## What is required:
Omit any picture, and return the remaining data exactly as written.

(Dataset items)
-*-*-
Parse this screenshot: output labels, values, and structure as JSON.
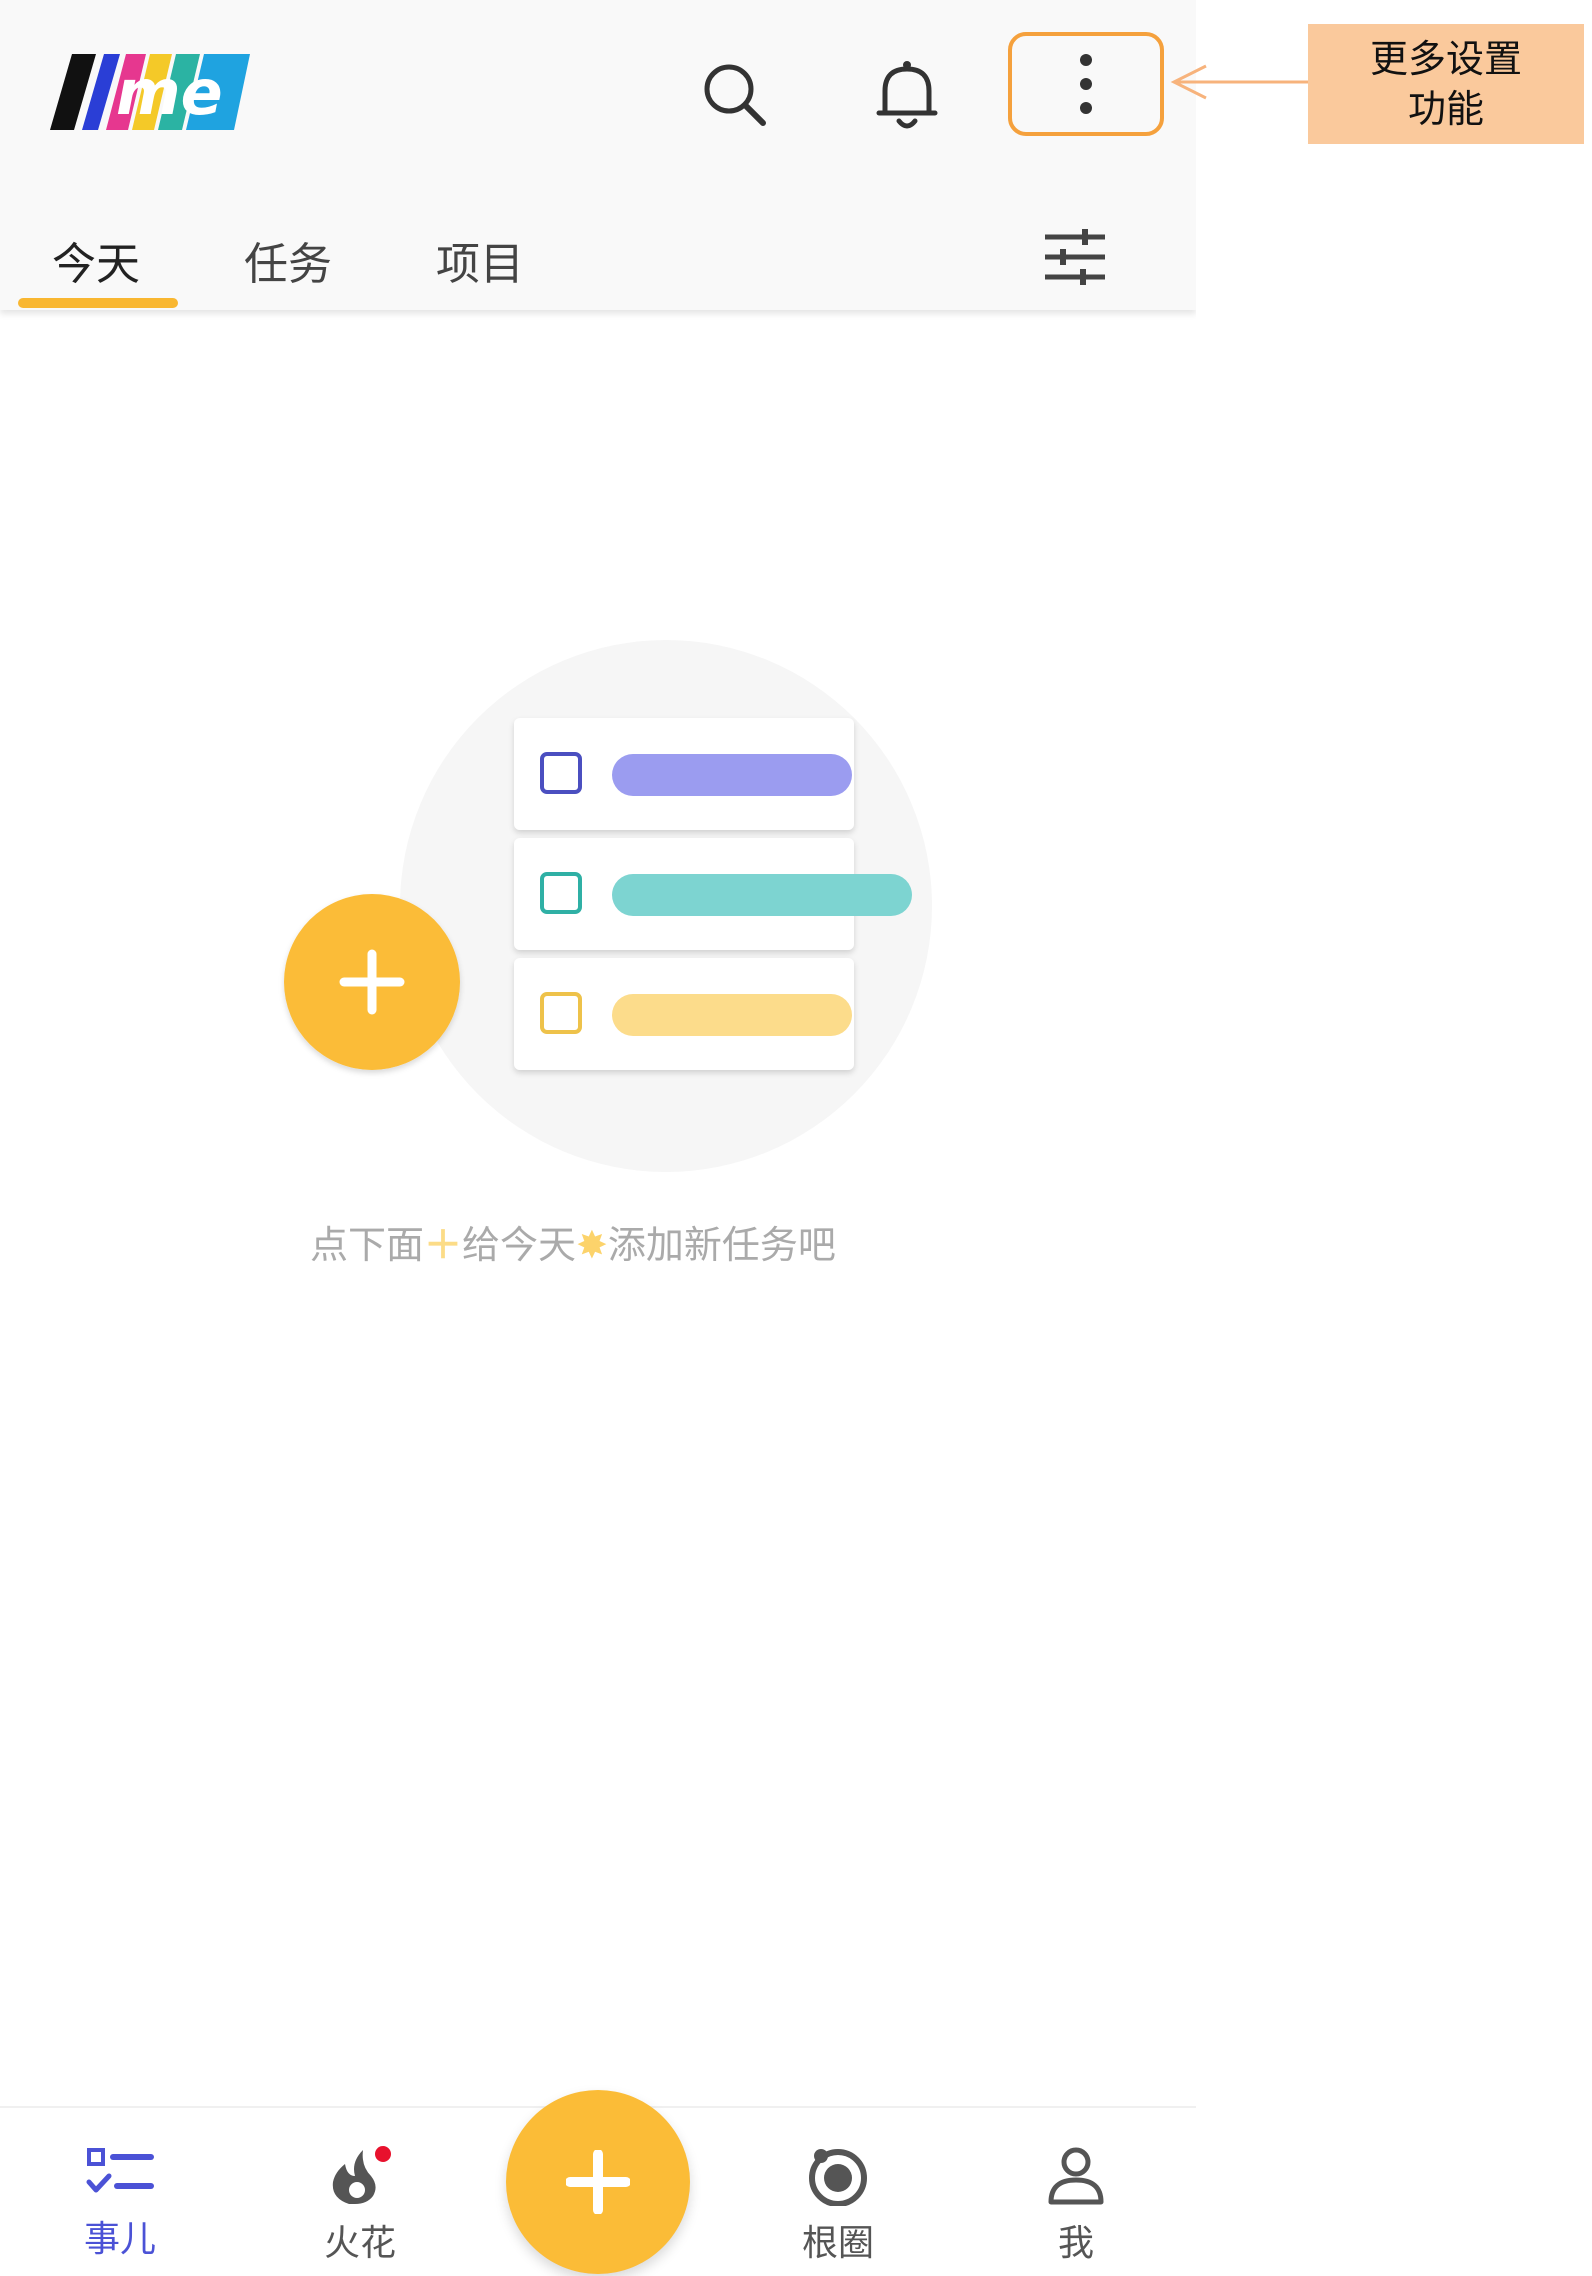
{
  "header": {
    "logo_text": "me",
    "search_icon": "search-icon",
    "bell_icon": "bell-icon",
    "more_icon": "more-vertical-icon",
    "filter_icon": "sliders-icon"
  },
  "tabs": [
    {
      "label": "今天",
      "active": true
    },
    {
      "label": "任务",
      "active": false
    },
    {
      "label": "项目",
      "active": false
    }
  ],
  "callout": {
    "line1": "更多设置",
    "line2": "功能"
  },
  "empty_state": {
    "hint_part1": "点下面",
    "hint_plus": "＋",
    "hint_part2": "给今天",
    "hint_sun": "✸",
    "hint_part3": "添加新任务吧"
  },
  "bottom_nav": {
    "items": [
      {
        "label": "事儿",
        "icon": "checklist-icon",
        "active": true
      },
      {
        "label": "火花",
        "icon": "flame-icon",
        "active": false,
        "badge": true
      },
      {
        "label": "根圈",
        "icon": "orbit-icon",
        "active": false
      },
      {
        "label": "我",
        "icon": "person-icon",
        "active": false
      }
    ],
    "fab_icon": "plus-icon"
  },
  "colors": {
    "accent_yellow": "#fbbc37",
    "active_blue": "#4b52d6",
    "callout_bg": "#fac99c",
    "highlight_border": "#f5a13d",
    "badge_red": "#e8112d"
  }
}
-*-*-
## Answer to this exercise:
Parse this screenshot: output labels, values, and structure as JSON.
{
  "header": {
    "logo_text": "me",
    "search_icon": "search-icon",
    "bell_icon": "bell-icon",
    "more_icon": "more-vertical-icon",
    "filter_icon": "sliders-icon"
  },
  "tabs": [
    {
      "label": "今天",
      "active": true
    },
    {
      "label": "任务",
      "active": false
    },
    {
      "label": "项目",
      "active": false
    }
  ],
  "callout": {
    "line1": "更多设置",
    "line2": "功能"
  },
  "empty_state": {
    "hint_part1": "点下面",
    "hint_plus": "＋",
    "hint_part2": "给今天",
    "hint_sun": "✸",
    "hint_part3": "添加新任务吧"
  },
  "bottom_nav": {
    "items": [
      {
        "label": "事儿",
        "icon": "checklist-icon",
        "active": true
      },
      {
        "label": "火花",
        "icon": "flame-icon",
        "active": false,
        "badge": true
      },
      {
        "label": "根圈",
        "icon": "orbit-icon",
        "active": false
      },
      {
        "label": "我",
        "icon": "person-icon",
        "active": false
      }
    ],
    "fab_icon": "plus-icon"
  },
  "colors": {
    "accent_yellow": "#fbbc37",
    "active_blue": "#4b52d6",
    "callout_bg": "#fac99c",
    "highlight_border": "#f5a13d",
    "badge_red": "#e8112d"
  }
}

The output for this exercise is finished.